» List of tasks:
[a] List the five books of Moses that the passage on the scriptural canon names.
[b] From the passage on the scriptural canon, reproduce word for word the text starting with "Most firmly it" and going on through "are as follows.".

» Quoted passage:
---*---

Most firmly it believes, professes and preaches that the one true God, Father, Son and holy Spirit, is the creator of all things that are, visible and invisible, who, when he willed it, made from his own goodness all creatures, both spiritual and corporeal, good indeed because they are made by the supreme good, but mutable because they are made from nothing, and it asserts that there is no nature of evil because every nature, in so far as it is a nature, is good. It professes that one and the same God is the author of the old and the new Testament — that is, the law and the prophets, and the gospel — since the saints of both testaments spoke under the inspiration of the same Spirit. It accepts and venerates their books, whose titles are as follows.
- Five books of Moses, namely Genesis, Exodus, Leviticus, Numbers, Deuteronomy; Joshua, Judges, Ruth, four books of Kings, two of Paralipomenon, Esdras, Nehemiah, Tobit, Judith, Esther, Job, Psalms of David, Proverbs, Ecclesiastes, Song of Songs, Wisdom, Ecclesiasticus, Isaiah, Jeremiah, Baruch, Ezechiel, Daniel; the twelve minor prophets, namely Hosea, Joel, Amos, Obadiah, Jonah, Micah, Nahum, Habakkuk, Zephaniah, Haggai, Zechariah, Malachi; two books of the Maccabees;
- the four gospels of Matthew, Mark, Luke and John; fourteen letters of Paul, to the Romans, two to the Corinthians, to the Galatians, to the Ephesians, to the Philippians, two to the Thessalonians, to the Colossians, two to Timothy, to Titus, to Philemon, to the Hebrews; two letters of Peter, three of John, one of James, one of Jude; Acts of the Apostles; Apocalypse of John.

---*---

» Material shown:

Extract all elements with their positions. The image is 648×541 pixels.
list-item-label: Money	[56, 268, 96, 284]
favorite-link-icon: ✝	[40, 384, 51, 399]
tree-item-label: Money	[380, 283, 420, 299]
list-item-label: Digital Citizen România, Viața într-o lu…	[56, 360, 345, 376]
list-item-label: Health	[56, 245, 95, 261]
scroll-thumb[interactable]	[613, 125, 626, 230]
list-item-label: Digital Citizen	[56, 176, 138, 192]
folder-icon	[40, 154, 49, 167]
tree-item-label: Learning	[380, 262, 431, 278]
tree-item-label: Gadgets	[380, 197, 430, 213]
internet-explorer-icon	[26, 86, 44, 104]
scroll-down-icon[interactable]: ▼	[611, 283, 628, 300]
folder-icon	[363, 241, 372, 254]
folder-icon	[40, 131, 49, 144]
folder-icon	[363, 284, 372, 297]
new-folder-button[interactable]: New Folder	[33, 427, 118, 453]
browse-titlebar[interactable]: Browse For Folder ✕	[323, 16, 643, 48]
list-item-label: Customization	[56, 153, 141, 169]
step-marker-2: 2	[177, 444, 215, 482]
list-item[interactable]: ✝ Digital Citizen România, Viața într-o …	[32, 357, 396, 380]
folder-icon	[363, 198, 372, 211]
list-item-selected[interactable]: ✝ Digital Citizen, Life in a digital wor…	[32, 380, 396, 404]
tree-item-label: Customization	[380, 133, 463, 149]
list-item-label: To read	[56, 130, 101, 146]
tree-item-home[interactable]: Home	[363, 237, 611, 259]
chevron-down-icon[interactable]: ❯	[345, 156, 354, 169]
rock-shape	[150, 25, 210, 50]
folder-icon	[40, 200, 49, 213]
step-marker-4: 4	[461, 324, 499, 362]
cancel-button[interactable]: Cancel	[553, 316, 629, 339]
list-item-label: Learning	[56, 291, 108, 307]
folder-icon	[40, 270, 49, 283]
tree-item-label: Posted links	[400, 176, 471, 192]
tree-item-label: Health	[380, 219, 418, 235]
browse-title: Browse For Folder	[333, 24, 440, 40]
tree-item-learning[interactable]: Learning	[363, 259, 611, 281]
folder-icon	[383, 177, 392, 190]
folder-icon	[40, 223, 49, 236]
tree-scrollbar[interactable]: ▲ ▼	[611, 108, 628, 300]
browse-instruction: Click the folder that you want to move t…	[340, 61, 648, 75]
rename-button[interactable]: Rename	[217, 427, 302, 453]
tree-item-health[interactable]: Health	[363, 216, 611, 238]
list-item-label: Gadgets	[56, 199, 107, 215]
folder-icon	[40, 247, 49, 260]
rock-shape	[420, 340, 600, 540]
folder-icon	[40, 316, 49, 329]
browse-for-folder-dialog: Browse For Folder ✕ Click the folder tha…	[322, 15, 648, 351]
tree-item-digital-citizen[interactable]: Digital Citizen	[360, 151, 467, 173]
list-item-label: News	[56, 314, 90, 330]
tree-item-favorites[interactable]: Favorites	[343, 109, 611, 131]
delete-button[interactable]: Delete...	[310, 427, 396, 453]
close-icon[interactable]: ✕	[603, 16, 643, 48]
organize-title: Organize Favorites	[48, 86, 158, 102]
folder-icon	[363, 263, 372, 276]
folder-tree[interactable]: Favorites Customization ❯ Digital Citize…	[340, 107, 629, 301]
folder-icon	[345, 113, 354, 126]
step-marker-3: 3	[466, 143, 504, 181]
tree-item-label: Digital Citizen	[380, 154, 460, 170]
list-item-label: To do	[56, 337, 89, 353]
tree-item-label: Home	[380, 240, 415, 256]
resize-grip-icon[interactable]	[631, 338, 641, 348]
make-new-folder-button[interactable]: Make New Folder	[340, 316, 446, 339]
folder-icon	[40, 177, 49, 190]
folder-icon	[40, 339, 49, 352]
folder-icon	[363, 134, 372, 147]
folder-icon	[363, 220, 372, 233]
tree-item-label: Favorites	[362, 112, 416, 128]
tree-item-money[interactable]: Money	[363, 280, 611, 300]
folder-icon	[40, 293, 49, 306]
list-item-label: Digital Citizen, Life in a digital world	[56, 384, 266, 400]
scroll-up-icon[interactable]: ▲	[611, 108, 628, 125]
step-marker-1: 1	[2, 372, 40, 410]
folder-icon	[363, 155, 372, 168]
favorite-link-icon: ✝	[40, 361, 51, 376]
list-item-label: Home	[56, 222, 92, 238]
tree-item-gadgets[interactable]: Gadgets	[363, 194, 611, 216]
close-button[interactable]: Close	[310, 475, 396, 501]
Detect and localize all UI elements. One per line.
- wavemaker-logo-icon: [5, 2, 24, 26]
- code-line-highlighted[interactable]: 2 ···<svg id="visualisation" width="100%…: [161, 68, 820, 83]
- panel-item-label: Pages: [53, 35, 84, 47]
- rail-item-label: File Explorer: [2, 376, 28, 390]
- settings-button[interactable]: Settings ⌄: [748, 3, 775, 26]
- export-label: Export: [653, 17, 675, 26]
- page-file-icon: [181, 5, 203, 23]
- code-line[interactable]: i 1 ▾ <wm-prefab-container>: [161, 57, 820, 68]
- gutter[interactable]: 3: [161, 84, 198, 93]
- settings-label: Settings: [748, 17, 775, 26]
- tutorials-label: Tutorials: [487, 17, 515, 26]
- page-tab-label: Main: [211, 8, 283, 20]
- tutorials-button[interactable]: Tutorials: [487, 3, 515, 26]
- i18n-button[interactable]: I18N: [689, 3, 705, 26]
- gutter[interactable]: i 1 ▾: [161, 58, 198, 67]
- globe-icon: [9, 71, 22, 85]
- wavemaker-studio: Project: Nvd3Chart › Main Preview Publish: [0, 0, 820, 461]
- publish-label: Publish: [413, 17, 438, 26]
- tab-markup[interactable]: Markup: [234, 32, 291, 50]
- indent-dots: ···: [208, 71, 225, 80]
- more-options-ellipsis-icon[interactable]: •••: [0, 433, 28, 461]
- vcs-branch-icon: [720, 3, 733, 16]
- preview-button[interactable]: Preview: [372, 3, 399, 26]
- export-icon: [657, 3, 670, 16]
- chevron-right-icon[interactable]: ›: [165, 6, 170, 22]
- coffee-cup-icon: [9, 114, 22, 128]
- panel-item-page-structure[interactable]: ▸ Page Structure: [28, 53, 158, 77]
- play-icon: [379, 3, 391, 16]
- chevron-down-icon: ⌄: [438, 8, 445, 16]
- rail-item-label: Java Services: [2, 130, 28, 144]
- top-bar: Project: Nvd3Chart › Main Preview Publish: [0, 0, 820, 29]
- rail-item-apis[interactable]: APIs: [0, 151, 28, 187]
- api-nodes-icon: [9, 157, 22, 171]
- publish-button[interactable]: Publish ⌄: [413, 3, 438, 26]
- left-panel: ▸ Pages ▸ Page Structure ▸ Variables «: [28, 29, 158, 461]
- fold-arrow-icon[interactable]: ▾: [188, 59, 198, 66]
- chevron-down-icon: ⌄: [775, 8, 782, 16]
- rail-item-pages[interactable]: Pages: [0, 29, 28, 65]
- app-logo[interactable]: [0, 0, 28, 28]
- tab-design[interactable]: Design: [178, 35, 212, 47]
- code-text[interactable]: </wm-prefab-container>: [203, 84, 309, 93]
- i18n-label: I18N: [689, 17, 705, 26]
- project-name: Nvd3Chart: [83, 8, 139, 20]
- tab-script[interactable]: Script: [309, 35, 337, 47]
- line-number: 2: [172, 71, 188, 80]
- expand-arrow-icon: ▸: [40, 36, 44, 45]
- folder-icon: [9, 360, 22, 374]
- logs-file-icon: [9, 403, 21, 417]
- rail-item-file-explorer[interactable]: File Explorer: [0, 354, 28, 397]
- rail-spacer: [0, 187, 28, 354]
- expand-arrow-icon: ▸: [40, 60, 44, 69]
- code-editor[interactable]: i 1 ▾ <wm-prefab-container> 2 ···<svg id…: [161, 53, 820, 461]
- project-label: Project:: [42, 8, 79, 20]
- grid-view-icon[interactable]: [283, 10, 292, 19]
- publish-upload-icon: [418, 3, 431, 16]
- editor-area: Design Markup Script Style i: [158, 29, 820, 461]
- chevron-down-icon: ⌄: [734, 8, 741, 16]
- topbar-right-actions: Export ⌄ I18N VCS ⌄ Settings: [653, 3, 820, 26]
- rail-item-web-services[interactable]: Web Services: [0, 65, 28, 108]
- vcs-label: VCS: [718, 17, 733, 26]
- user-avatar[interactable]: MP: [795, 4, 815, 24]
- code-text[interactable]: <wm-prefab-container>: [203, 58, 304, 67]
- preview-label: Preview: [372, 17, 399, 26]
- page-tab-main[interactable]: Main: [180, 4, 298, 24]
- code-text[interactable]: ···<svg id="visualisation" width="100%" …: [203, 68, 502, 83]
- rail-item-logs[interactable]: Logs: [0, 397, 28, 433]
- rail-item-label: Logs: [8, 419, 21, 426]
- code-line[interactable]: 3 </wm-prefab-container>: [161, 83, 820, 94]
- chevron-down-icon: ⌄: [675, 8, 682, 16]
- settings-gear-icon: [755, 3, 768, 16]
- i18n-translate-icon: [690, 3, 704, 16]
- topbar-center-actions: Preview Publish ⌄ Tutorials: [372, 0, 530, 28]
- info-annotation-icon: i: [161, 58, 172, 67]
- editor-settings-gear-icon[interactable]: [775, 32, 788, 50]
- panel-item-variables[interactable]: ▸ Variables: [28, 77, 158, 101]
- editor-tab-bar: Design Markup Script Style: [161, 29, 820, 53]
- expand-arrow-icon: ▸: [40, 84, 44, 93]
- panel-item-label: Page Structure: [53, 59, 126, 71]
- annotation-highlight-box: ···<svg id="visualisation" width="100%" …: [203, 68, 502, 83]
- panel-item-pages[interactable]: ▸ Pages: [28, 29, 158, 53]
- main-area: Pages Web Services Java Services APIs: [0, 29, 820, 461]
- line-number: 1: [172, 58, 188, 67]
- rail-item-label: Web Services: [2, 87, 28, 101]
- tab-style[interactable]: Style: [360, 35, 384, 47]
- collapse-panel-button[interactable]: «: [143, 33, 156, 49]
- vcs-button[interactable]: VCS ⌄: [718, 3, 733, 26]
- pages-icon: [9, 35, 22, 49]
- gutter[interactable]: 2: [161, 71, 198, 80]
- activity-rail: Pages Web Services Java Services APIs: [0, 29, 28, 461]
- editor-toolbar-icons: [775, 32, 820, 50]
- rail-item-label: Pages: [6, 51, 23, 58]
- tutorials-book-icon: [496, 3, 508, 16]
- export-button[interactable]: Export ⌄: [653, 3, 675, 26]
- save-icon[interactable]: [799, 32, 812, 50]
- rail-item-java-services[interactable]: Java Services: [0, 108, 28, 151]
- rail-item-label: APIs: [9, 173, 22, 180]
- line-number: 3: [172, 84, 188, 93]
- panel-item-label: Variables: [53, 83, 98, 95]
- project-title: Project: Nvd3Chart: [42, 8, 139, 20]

---*---

» Answers to the tasks:
[a] Genesis, Exodus, Leviticus, Numbers, Deuteronomy

[b]
Most firmly it believes, professes and preaches that the one true God, Father, Son and holy Spirit, is the creator of all things that are, visible and invisible, who, when he willed it, made from his own goodness all creatures, both spiritual and corporeal, good indeed because they are made by the supreme good, but mutable because they are made from nothing, and it asserts that there is no nature of evil because every nature, in so far as it is a nature, is good. It professes that one and the same God is the author of the old and the new Testament — that is, the law and the prophets, and the gospel — since the saints of both testaments spoke under the inspiration of the same Spirit. It accepts and venerates their books, whose titles are as follows.